**PROBLEM REQUIREMENTS**
Return all entries word for word, but drop any images.

Recorded data:
▼

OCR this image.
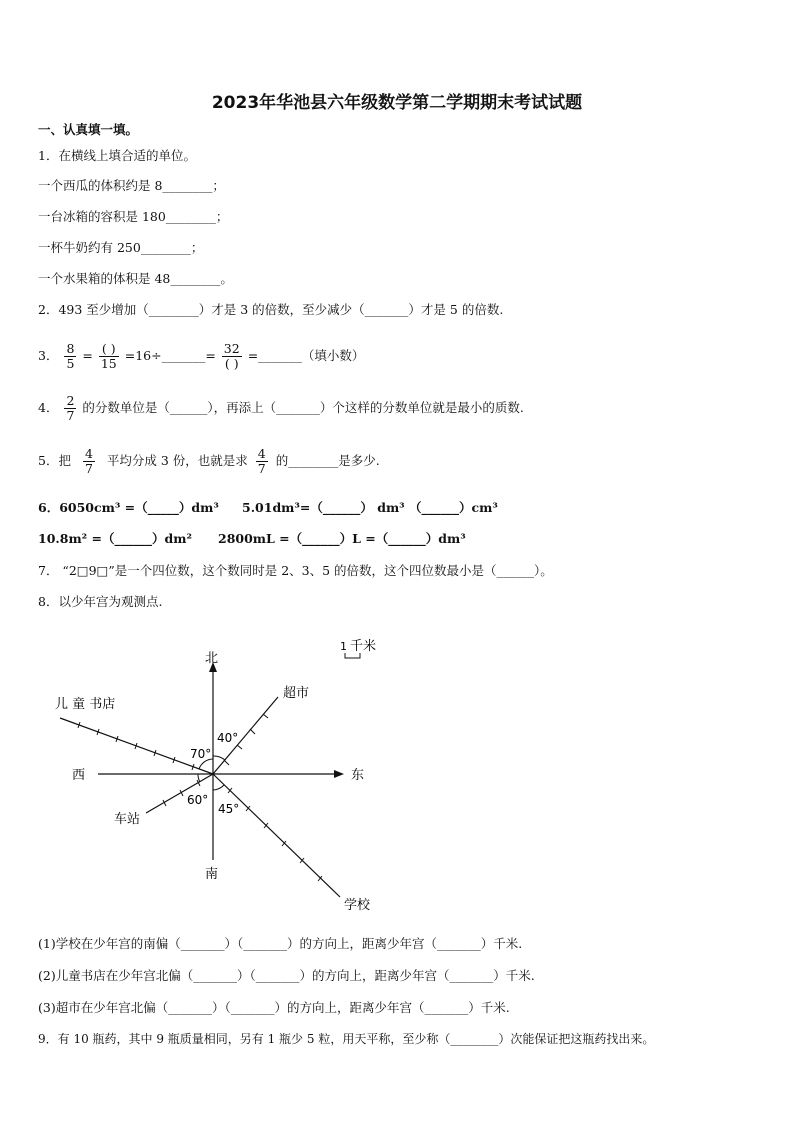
2023年华池县六年级数学第二学期期末考试试题
一、认真填一填。
1．在横线上填合适的单位。
一个西瓜的体积约是 8________；
一台冰箱的容积是 180________；
一杯牛奶约有 250________；
一个水果箱的体积是 48________。
2．493 至少增加（________）才是 3 的倍数，至少减少（_______）才是 5 的倍数.
3． $\frac{8}{5} = \frac{( )}{15}$ =16÷_______= $\frac{32}{( )}$ =_______（填小数）
4． $\frac{2}{7}$ 的分数单位是（______），再添上（_______）个这样的分数单位就是最小的质数.
5．把 $\frac{4}{7}$ 平均分成 3 份，也就是求 $\frac{4}{7}$ 的________是多少.
6．6050cm³ =（_____）dm³ 5.01dm³=（______） dm³ （______）cm³
10.8m² =（______）dm² 2800mL =（______）L =（______）dm³
7． “2□9□”是一个四位数，这个数同时是 2、3、5 的倍数，这个四位数最小是（______）。
8．以少年宫为观测点.
1 千米
北
南
东
西
超市
儿 童 书店
车站
学校
40°
70°
60°
45°
(1)学校在少年宫的南偏（_______）（_______）的方向上，距离少年宫（_______）千米.
(2)儿童书店在少年宫北偏（_______）（_______）的方向上，距离少年宫（_______）千米.
(3)超市在少年宫北偏（_______）（_______）的方向上，距离少年宫（_______）千米.
9．有 10 瓶药，其中 9 瓶质量相同，另有 1 瓶少 5 粒，用天平称，至少称（________）次能保证把这瓶药找出来。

▲

**RESULT**
OCR this image.
2023年华池县六年级数学第二学期期末考试试题
一、认真填一填。
1．在横线上填合适的单位。
一个西瓜的体积约是 8________；
一台冰箱的容积是 180________；
一杯牛奶约有 250________；
一个水果箱的体积是 48________。
2．493 至少增加（________）才是 3 的倍数，至少减少（_______）才是 5 的倍数.
3． $\frac{8}{5} = \frac{( )}{15}$ =16÷_______= $\frac{32}{( )}$ =_______（填小数）
4． $\frac{2}{7}$ 的分数单位是（______），再添上（_______）个这样的分数单位就是最小的质数.
5．把 $\frac{4}{7}$ 平均分成 3 份，也就是求 $\frac{4}{7}$ 的________是多少.
6．6050cm³ =（_____）dm³ 5.01dm³=（______） dm³ （______）cm³
10.8m² =（______）dm² 2800mL =（______）L =（______）dm³
7． “2□9□”是一个四位数，这个数同时是 2、3、5 的倍数，这个四位数最小是（______）。
8．以少年宫为观测点.
1 千米
北
南
东
西
超市
儿 童 书店
车站
学校
40°
70°
60°
45°
(1)学校在少年宫的南偏（_______）（_______）的方向上，距离少年宫（_______）千米.
(2)儿童书店在少年宫北偏（_______）（_______）的方向上，距离少年宫（_______）千米.
(3)超市在少年宫北偏（_______）（_______）的方向上，距离少年宫（_______）千米.
9．有 10 瓶药，其中 9 瓶质量相同，另有 1 瓶少 5 粒，用天平称，至少称（________）次能保证把这瓶药找出来。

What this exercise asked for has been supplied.